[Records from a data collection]
........
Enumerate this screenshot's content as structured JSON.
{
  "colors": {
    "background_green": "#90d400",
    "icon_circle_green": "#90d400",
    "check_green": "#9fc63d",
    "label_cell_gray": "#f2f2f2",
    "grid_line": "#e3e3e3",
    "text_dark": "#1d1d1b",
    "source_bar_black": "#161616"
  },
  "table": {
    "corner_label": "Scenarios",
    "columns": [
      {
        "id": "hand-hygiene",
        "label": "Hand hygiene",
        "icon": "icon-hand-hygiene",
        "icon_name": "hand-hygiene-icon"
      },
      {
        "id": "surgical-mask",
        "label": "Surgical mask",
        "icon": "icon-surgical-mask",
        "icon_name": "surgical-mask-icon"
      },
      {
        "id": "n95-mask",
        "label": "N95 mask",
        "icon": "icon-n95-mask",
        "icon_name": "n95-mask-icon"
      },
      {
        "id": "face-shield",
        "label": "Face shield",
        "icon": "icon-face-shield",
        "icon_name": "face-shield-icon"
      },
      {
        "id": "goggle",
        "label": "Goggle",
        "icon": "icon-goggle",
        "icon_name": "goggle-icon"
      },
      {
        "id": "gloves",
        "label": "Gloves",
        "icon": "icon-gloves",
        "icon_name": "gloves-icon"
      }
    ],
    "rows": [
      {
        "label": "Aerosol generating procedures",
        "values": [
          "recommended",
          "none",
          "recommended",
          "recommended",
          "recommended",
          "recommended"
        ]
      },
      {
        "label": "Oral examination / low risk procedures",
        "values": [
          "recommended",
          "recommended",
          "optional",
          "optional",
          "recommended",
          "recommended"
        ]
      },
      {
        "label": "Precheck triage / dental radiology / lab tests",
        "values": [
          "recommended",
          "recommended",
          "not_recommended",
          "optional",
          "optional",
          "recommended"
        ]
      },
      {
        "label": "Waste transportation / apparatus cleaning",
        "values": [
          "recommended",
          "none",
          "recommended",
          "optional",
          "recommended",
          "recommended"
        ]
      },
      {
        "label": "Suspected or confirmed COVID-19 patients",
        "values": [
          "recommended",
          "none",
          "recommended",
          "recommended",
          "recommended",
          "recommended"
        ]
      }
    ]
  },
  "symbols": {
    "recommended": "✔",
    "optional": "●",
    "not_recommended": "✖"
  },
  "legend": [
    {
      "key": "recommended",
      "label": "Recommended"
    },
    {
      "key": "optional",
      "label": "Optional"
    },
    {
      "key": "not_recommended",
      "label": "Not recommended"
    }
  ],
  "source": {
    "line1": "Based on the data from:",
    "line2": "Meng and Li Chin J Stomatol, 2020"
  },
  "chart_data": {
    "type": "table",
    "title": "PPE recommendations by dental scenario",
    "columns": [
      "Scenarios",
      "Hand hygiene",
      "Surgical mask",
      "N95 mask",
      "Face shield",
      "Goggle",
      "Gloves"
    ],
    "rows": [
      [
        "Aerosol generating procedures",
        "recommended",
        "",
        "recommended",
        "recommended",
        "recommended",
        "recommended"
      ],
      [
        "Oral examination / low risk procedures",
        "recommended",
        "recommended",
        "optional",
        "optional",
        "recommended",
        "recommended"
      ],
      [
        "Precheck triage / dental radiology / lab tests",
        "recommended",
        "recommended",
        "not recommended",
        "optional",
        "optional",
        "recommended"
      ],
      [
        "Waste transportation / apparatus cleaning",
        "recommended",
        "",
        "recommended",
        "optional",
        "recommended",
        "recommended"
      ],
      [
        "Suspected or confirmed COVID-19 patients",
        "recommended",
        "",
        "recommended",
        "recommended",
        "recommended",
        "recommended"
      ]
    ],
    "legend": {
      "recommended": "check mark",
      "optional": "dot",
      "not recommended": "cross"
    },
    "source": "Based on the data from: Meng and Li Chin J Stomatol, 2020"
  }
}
........
Requirement
Would you retype all of the data exactly as shown?

Task result
Enumerate this screenshot's content as structured JSON.
{
  "colors": {
    "background_green": "#90d400",
    "icon_circle_green": "#90d400",
    "check_green": "#9fc63d",
    "label_cell_gray": "#f2f2f2",
    "grid_line": "#e3e3e3",
    "text_dark": "#1d1d1b",
    "source_bar_black": "#161616"
  },
  "table": {
    "corner_label": "Scenarios",
    "columns": [
      {
        "id": "hand-hygiene",
        "label": "Hand hygiene",
        "icon": "icon-hand-hygiene",
        "icon_name": "hand-hygiene-icon"
      },
      {
        "id": "surgical-mask",
        "label": "Surgical mask",
        "icon": "icon-surgical-mask",
        "icon_name": "surgical-mask-icon"
      },
      {
        "id": "n95-mask",
        "label": "N95 mask",
        "icon": "icon-n95-mask",
        "icon_name": "n95-mask-icon"
      },
      {
        "id": "face-shield",
        "label": "Face shield",
        "icon": "icon-face-shield",
        "icon_name": "face-shield-icon"
      },
      {
        "id": "goggle",
        "label": "Goggle",
        "icon": "icon-goggle",
        "icon_name": "goggle-icon"
      },
      {
        "id": "gloves",
        "label": "Gloves",
        "icon": "icon-gloves",
        "icon_name": "gloves-icon"
      }
    ],
    "rows": [
      {
        "label": "Aerosol generating procedures",
        "values": [
          "recommended",
          "none",
          "recommended",
          "recommended",
          "recommended",
          "recommended"
        ]
      },
      {
        "label": "Oral examination / low risk procedures",
        "values": [
          "recommended",
          "recommended",
          "optional",
          "optional",
          "recommended",
          "recommended"
        ]
      },
      {
        "label": "Precheck triage / dental radiology / lab tests",
        "values": [
          "recommended",
          "recommended",
          "not_recommended",
          "optional",
          "optional",
          "recommended"
        ]
      },
      {
        "label": "Waste transportation / apparatus cleaning",
        "values": [
          "recommended",
          "none",
          "recommended",
          "optional",
          "recommended",
          "recommended"
        ]
      },
      {
        "label": "Suspected or confirmed COVID-19 patients",
        "values": [
          "recommended",
          "none",
          "recommended",
          "recommended",
          "recommended",
          "recommended"
        ]
      }
    ]
  },
  "symbols": {
    "recommended": "✔",
    "optional": "●",
    "not_recommended": "✖"
  },
  "legend": [
    {
      "key": "recommended",
      "label": "Recommended"
    },
    {
      "key": "optional",
      "label": "Optional"
    },
    {
      "key": "not_recommended",
      "label": "Not recommended"
    }
  ],
  "source": {
    "line1": "Based on the data from:",
    "line2": "Meng and Li Chin J Stomatol, 2020"
  },
  "chart_data": {
    "type": "table",
    "title": "PPE recommendations by dental scenario",
    "columns": [
      "Scenarios",
      "Hand hygiene",
      "Surgical mask",
      "N95 mask",
      "Face shield",
      "Goggle",
      "Gloves"
    ],
    "rows": [
      [
        "Aerosol generating procedures",
        "recommended",
        "",
        "recommended",
        "recommended",
        "recommended",
        "recommended"
      ],
      [
        "Oral examination / low risk procedures",
        "recommended",
        "recommended",
        "optional",
        "optional",
        "recommended",
        "recommended"
      ],
      [
        "Precheck triage / dental radiology / lab tests",
        "recommended",
        "recommended",
        "not recommended",
        "optional",
        "optional",
        "recommended"
      ],
      [
        "Waste transportation / apparatus cleaning",
        "recommended",
        "",
        "recommended",
        "optional",
        "recommended",
        "recommended"
      ],
      [
        "Suspected or confirmed COVID-19 patients",
        "recommended",
        "",
        "recommended",
        "recommended",
        "recommended",
        "recommended"
      ]
    ],
    "legend": {
      "recommended": "check mark",
      "optional": "dot",
      "not recommended": "cross"
    },
    "source": "Based on the data from: Meng and Li Chin J Stomatol, 2020"
  }
}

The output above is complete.